_WRITTEN INSTRUCTION_.
Give the entries again, word for word.
==== DATA SHOWN
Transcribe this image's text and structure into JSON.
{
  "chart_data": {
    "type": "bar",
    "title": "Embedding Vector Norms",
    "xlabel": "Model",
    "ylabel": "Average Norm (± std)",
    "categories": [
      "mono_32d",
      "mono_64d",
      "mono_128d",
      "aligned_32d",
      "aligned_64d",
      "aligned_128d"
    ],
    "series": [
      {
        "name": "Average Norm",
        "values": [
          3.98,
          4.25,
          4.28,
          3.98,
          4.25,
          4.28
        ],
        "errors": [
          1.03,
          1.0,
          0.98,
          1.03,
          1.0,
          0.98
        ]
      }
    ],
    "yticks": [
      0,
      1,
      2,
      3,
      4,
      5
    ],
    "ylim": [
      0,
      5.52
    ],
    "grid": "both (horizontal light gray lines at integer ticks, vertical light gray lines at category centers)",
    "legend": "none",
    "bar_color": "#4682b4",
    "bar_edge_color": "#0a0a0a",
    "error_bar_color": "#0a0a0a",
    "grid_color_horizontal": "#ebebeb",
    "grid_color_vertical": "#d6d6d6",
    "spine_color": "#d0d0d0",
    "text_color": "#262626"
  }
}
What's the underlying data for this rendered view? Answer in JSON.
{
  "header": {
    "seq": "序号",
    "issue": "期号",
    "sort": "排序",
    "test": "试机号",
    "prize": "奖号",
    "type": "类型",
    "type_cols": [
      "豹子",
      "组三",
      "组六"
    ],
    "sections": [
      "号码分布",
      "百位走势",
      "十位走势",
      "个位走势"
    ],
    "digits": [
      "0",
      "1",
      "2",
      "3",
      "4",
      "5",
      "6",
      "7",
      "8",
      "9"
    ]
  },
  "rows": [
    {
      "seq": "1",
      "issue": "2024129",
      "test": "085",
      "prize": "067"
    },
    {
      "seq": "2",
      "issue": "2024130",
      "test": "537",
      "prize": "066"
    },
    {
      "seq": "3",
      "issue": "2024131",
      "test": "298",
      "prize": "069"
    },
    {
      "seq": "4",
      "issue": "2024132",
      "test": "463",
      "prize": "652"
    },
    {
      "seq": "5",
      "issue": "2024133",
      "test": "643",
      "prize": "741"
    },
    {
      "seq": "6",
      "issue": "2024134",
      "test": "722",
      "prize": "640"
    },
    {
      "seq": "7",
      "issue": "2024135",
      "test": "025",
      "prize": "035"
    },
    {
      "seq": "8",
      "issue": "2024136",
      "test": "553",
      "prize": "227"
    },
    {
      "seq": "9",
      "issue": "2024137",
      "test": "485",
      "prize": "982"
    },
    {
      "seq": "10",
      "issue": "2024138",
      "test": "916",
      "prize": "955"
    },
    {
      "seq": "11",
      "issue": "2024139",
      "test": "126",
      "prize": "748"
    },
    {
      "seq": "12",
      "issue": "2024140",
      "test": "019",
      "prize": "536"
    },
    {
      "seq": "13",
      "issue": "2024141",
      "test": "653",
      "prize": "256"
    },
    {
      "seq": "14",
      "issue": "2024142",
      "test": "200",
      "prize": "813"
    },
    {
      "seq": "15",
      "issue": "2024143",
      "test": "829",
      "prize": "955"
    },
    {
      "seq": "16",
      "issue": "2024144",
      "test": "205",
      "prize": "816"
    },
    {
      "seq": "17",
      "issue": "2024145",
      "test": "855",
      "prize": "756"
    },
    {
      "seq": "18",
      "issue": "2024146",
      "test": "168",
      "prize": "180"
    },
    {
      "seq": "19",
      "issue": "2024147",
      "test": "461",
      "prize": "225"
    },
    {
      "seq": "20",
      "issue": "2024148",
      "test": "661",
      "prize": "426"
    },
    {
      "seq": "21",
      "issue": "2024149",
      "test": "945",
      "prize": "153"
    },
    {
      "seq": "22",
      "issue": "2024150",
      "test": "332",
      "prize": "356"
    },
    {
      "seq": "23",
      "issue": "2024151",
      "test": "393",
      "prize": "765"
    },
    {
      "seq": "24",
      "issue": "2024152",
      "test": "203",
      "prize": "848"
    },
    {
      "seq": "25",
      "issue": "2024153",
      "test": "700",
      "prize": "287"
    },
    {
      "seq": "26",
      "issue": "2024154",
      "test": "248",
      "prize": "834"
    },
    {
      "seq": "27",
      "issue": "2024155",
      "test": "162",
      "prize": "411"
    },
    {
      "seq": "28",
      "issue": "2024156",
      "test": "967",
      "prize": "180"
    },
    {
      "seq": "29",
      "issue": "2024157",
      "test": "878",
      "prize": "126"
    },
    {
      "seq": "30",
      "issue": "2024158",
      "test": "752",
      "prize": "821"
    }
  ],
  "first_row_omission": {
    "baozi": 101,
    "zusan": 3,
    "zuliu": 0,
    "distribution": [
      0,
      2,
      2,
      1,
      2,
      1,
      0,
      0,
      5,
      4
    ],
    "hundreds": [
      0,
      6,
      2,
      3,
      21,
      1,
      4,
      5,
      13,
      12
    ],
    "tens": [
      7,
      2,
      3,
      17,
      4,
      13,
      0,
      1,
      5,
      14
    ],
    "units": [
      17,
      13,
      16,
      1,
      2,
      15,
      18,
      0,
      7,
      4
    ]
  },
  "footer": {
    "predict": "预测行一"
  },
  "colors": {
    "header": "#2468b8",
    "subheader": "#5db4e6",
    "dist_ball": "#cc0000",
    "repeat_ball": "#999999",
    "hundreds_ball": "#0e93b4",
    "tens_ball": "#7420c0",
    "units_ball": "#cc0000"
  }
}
========
_COMPLETE OUTPUT_.
Transcribe this image's text and structure into JSON.
{
  "chart_data": {
    "type": "bar",
    "title": "Embedding Vector Norms",
    "xlabel": "Model",
    "ylabel": "Average Norm (± std)",
    "categories": [
      "mono_32d",
      "mono_64d",
      "mono_128d",
      "aligned_32d",
      "aligned_64d",
      "aligned_128d"
    ],
    "series": [
      {
        "name": "Average Norm",
        "values": [
          3.98,
          4.25,
          4.28,
          3.98,
          4.25,
          4.28
        ],
        "errors": [
          1.03,
          1.0,
          0.98,
          1.03,
          1.0,
          0.98
        ]
      }
    ],
    "yticks": [
      0,
      1,
      2,
      3,
      4,
      5
    ],
    "ylim": [
      0,
      5.52
    ],
    "grid": "both (horizontal light gray lines at integer ticks, vertical light gray lines at category centers)",
    "legend": "none",
    "bar_color": "#4682b4",
    "bar_edge_color": "#0a0a0a",
    "error_bar_color": "#0a0a0a",
    "grid_color_horizontal": "#ebebeb",
    "grid_color_vertical": "#d6d6d6",
    "spine_color": "#d0d0d0",
    "text_color": "#262626"
  }
}
What's the underlying data for this rendered view? Answer in JSON.
{
  "header": {
    "seq": "序号",
    "issue": "期号",
    "sort": "排序",
    "test": "试机号",
    "prize": "奖号",
    "type": "类型",
    "type_cols": [
      "豹子",
      "组三",
      "组六"
    ],
    "sections": [
      "号码分布",
      "百位走势",
      "十位走势",
      "个位走势"
    ],
    "digits": [
      "0",
      "1",
      "2",
      "3",
      "4",
      "5",
      "6",
      "7",
      "8",
      "9"
    ]
  },
  "rows": [
    {
      "seq": "1",
      "issue": "2024129",
      "test": "085",
      "prize": "067"
    },
    {
      "seq": "2",
      "issue": "2024130",
      "test": "537",
      "prize": "066"
    },
    {
      "seq": "3",
      "issue": "2024131",
      "test": "298",
      "prize": "069"
    },
    {
      "seq": "4",
      "issue": "2024132",
      "test": "463",
      "prize": "652"
    },
    {
      "seq": "5",
      "issue": "2024133",
      "test": "643",
      "prize": "741"
    },
    {
      "seq": "6",
      "issue": "2024134",
      "test": "722",
      "prize": "640"
    },
    {
      "seq": "7",
      "issue": "2024135",
      "test": "025",
      "prize": "035"
    },
    {
      "seq": "8",
      "issue": "2024136",
      "test": "553",
      "prize": "227"
    },
    {
      "seq": "9",
      "issue": "2024137",
      "test": "485",
      "prize": "982"
    },
    {
      "seq": "10",
      "issue": "2024138",
      "test": "916",
      "prize": "955"
    },
    {
      "seq": "11",
      "issue": "2024139",
      "test": "126",
      "prize": "748"
    },
    {
      "seq": "12",
      "issue": "2024140",
      "test": "019",
      "prize": "536"
    },
    {
      "seq": "13",
      "issue": "2024141",
      "test": "653",
      "prize": "256"
    },
    {
      "seq": "14",
      "issue": "2024142",
      "test": "200",
      "prize": "813"
    },
    {
      "seq": "15",
      "issue": "2024143",
      "test": "829",
      "prize": "955"
    },
    {
      "seq": "16",
      "issue": "2024144",
      "test": "205",
      "prize": "816"
    },
    {
      "seq": "17",
      "issue": "2024145",
      "test": "855",
      "prize": "756"
    },
    {
      "seq": "18",
      "issue": "2024146",
      "test": "168",
      "prize": "180"
    },
    {
      "seq": "19",
      "issue": "2024147",
      "test": "461",
      "prize": "225"
    },
    {
      "seq": "20",
      "issue": "2024148",
      "test": "661",
      "prize": "426"
    },
    {
      "seq": "21",
      "issue": "2024149",
      "test": "945",
      "prize": "153"
    },
    {
      "seq": "22",
      "issue": "2024150",
      "test": "332",
      "prize": "356"
    },
    {
      "seq": "23",
      "issue": "2024151",
      "test": "393",
      "prize": "765"
    },
    {
      "seq": "24",
      "issue": "2024152",
      "test": "203",
      "prize": "848"
    },
    {
      "seq": "25",
      "issue": "2024153",
      "test": "700",
      "prize": "287"
    },
    {
      "seq": "26",
      "issue": "2024154",
      "test": "248",
      "prize": "834"
    },
    {
      "seq": "27",
      "issue": "2024155",
      "test": "162",
      "prize": "411"
    },
    {
      "seq": "28",
      "issue": "2024156",
      "test": "967",
      "prize": "180"
    },
    {
      "seq": "29",
      "issue": "2024157",
      "test": "878",
      "prize": "126"
    },
    {
      "seq": "30",
      "issue": "2024158",
      "test": "752",
      "prize": "821"
    }
  ],
  "first_row_omission": {
    "baozi": 101,
    "zusan": 3,
    "zuliu": 0,
    "distribution": [
      0,
      2,
      2,
      1,
      2,
      1,
      0,
      0,
      5,
      4
    ],
    "hundreds": [
      0,
      6,
      2,
      3,
      21,
      1,
      4,
      5,
      13,
      12
    ],
    "tens": [
      7,
      2,
      3,
      17,
      4,
      13,
      0,
      1,
      5,
      14
    ],
    "units": [
      17,
      13,
      16,
      1,
      2,
      15,
      18,
      0,
      7,
      4
    ]
  },
  "footer": {
    "predict": "预测行一"
  },
  "colors": {
    "header": "#2468b8",
    "subheader": "#5db4e6",
    "dist_ball": "#cc0000",
    "repeat_ball": "#999999",
    "hundreds_ball": "#0e93b4",
    "tens_ball": "#7420c0",
    "units_ball": "#cc0000"
  }
}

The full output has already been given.